**MATERIAL SHOWN**
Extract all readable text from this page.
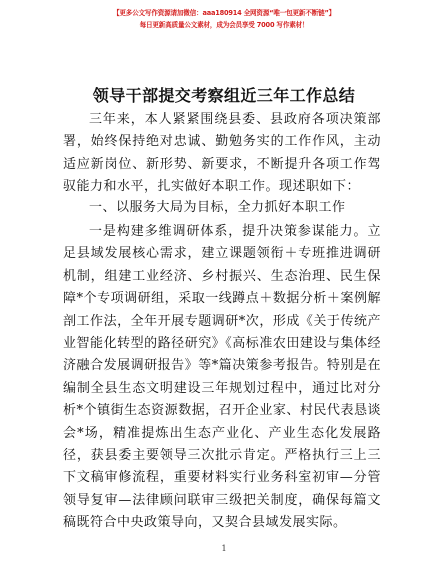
【更多公文写作资源请加微信：aaa180914 全网资源“唯一包更新不断链”】
每日更新高质量公文素材，成为会员享受 7000 写作素材！
领导干部提交考察组近三年工作总结

三年来，本人紧紧围绕县委、县政府各项决策部署，始终保持绝对忠诚、勤勉务实的工作作风，主动适应新岗位、新形势、新要求，不断提升各项工作驾驭能力和水平，扎实做好本职工作。现述职如下：

一、以服务大局为目标，全力抓好本职工作

一是构建多维调研体系，提升决策参谋能力。立足县域发展核心需求，建立课题领衔＋专班推进调研机制，组建工业经济、乡村振兴、生态治理、民生保障*个专项调研组，采取一线蹲点＋数据分析＋案例解剖工作法，全年开展专题调研*次，形成《关于传统产业智能化转型的路径研究》《高标准农田建设与集体经济融合发展调研报告》等*篇决策参考报告。特别是在编制全县生态文明建设三年规划过程中，通过比对分析*个镇街生态资源数据，召开企业家、村民代表恳谈会*场，精准提炼出生态产业化、产业生态化发展路径，获县委主要领导三次批示肯定。严格执行三上三下文稿审修流程，重要材料实行业务科室初审—分管领导复审—法律顾问联审三级把关制度，确保每篇文稿既符合中央政策导向，又契合县域发展实际。

1
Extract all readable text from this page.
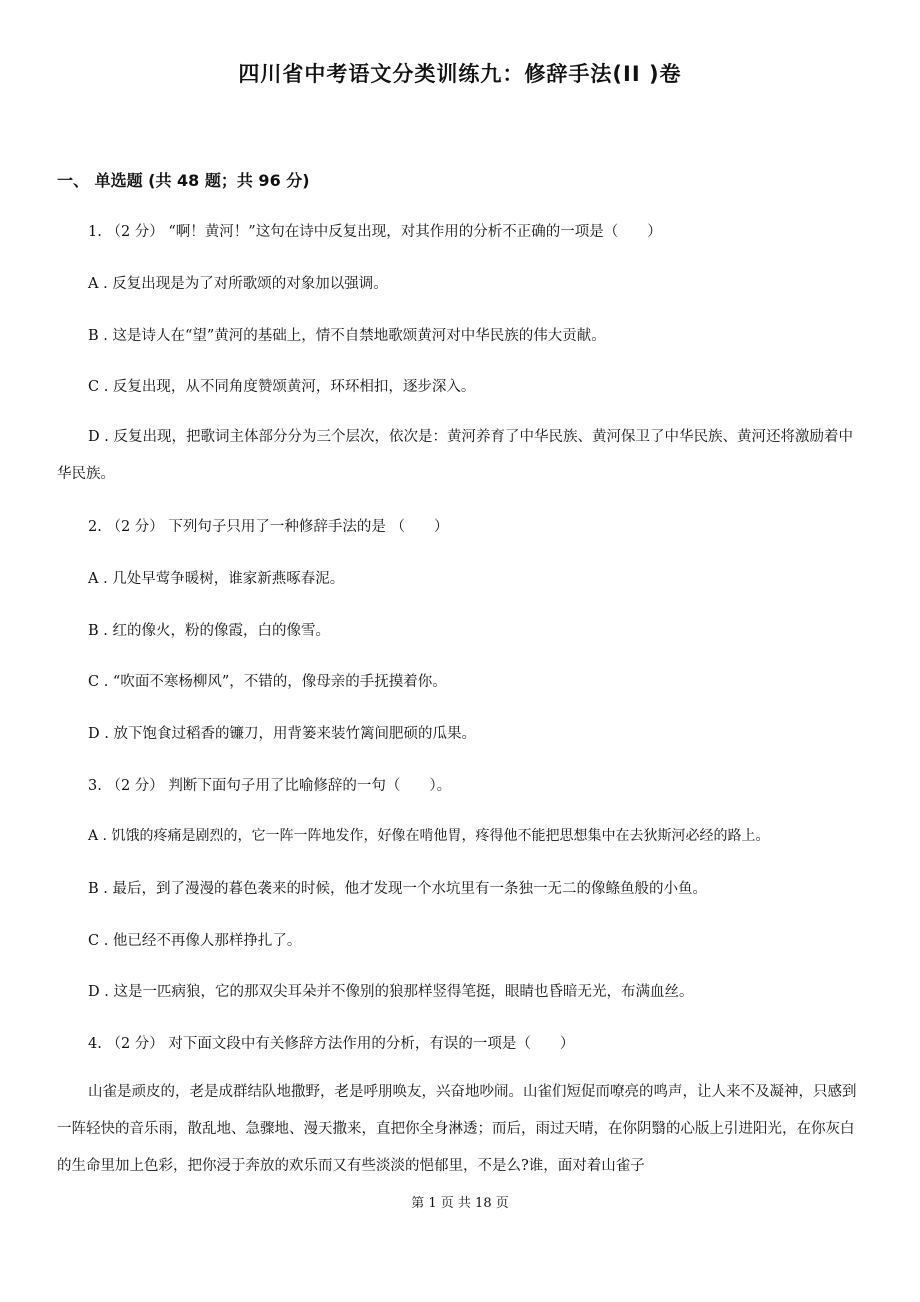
四川省中考语文分类训练九：修辞手法(II )卷
一、 单选题 (共 48 题；共 96 分)
1. （2 分） “啊！黄河！”这句在诗中反复出现，对其作用的分析不正确的一项是（　　）
A . 反复出现是为了对所歌颂的对象加以强调。
B . 这是诗人在“望”黄河的基础上，情不自禁地歌颂黄河对中华民族的伟大贡献。
C . 反复出现，从不同角度赞颂黄河，环环相扣，逐步深入。
D . 反复出现，把歌词主体部分分为三个层次，依次是：黄河养育了中华民族、黄河保卫了中华民族、黄河还将激励着中华民族。
2. （2 分） 下列句子只用了一种修辞手法的是 （　　）
A . 几处早莺争暖树，谁家新燕啄春泥。
B . 红的像火，粉的像霞，白的像雪。
C . “吹面不寒杨柳风”，不错的，像母亲的手抚摸着你。
D . 放下饱食过稻香的镰刀，用背篓来装竹篱间肥硕的瓜果。
3. （2 分） 判断下面句子用了比喻修辞的一句（　　）。
A . 饥饿的疼痛是剧烈的，它一阵一阵地发作，好像在啃他胃，疼得他不能把思想集中在去狄斯河必经的路上。
B . 最后，到了漫漫的暮色袭来的时候，他才发现一个水坑里有一条独一无二的像鲦鱼般的小鱼。
C . 他已经不再像人那样挣扎了。
D . 这是一匹病狼，它的那双尖耳朵并不像别的狼那样竖得笔挺，眼睛也昏暗无光，布满血丝。
4. （2 分） 对下面文段中有关修辞方法作用的分析，有误的一项是（　　）
山雀是顽皮的，老是成群结队地撒野，老是呼朋唤友，兴奋地吵闹。山雀们短促而嘹亮的鸣声，让人来不及凝神，只感到一阵轻快的音乐雨，散乱地、急骤地、漫天撒来，直把你全身淋透；而后，雨过天晴，在你阴翳的心版上引进阳光，在你灰白的生命里加上色彩，把你浸于奔放的欢乐而又有些淡淡的悒郁里，不是么?谁，面对着山雀子
第 1 页 共 18 页
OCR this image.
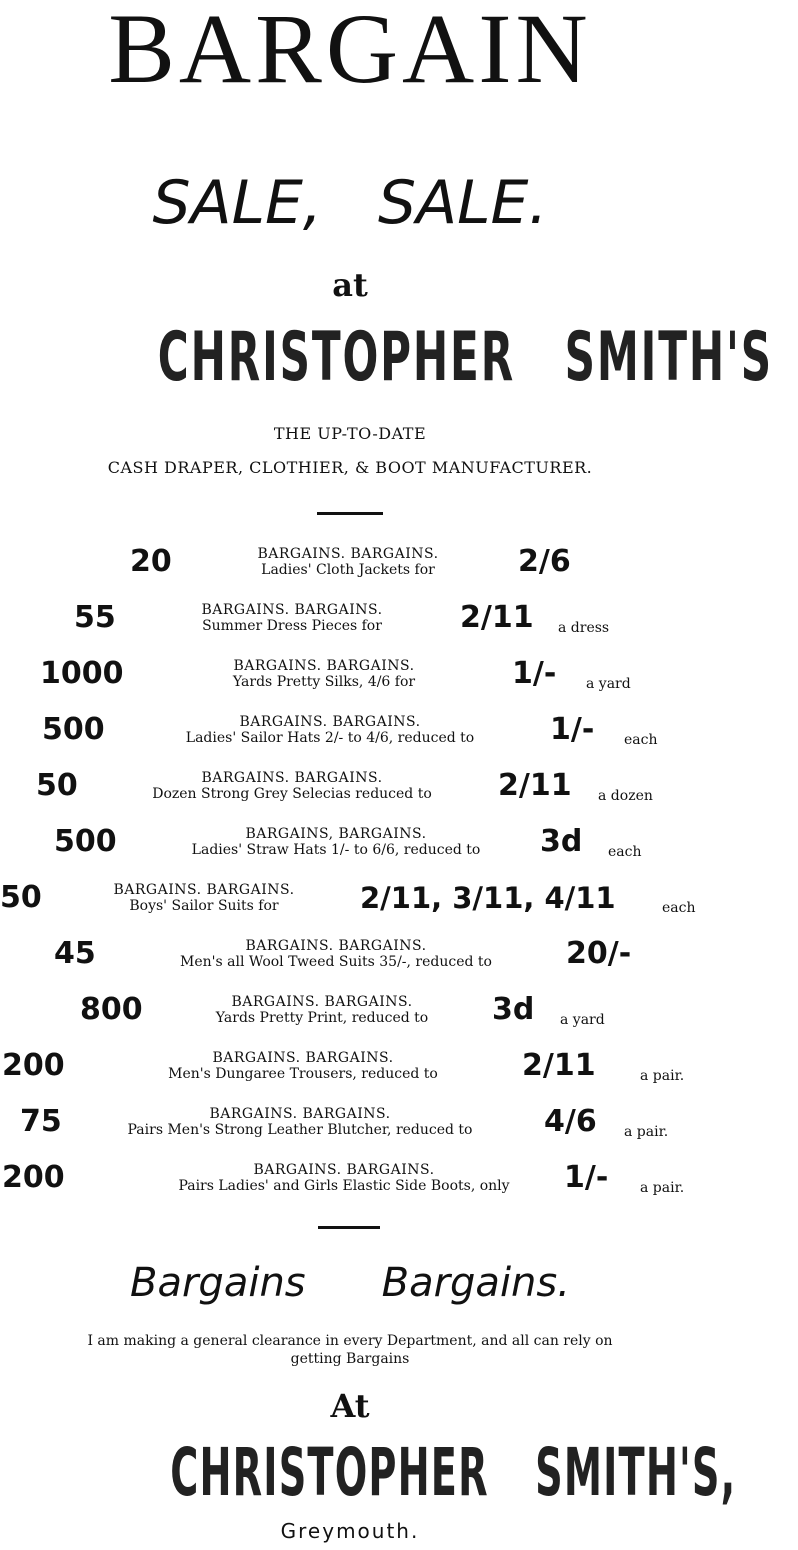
BARGAIN
SALE, SALE.
at
CHRISTOPHER SMITH'S
THE UP-TO-DATE
CASH DRAPER, CLOTHIER, & BOOT MANUFACTURER.
20	BARGAINS. BARGAINS.
Ladies' Cloth Jackets for	2/6
55	BARGAINS. BARGAINS.
Summer Dress Pieces for	2/11 a dress
1000	BARGAINS. BARGAINS.
Yards Pretty Silks, 4/6 for	1/- a yard
500	BARGAINS. BARGAINS.
Ladies' Sailor Hats 2/- to 4/6, reduced to	1/- each
50	BARGAINS. BARGAINS.
Dozen Strong Grey Selecias reduced to 2/11 a dozen
500	BARGAINS, BARGAINS.
Ladies' Straw Hats 1/- to 6/6, reduced to 3d each
50	BARGAINS. BARGAINS.
Boys' Sailor Suits for	2/11, 3/11, 4/11	each
45	BARGAINS. BARGAINS.
Men's all Wool Tweed Suits 35/-, reduced to 20/-
800	BARGAINS. BARGAINS.
Yards Pretty Print, reduced to 3d a yard
200	BARGAINS. BARGAINS.
Men's Dungaree Trousers, reduced to	2/11	a pair.
75	BARGAINS. BARGAINS.
Pairs Men's Strong Leather Blutcher, reduced to 4/6 a pair.
200	BARGAINS. BARGAINS.
Pairs Ladies' and Girls Elastic Side Boots, only 1/- a pair.
Bargains Bargains.
I am making a general clearance in every Department, and all can rely on
getting Bargains
At
CHRISTOPHER SMITH'S,
Greymouth.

**WHAT IS BEING ASKED**
Copy and report every line where the word "Pretty" is present.

**OUTPUT**
Yards Pretty Silks, 4/6 for	1/- a yard
Yards Pretty Print, reduced to 3d a yard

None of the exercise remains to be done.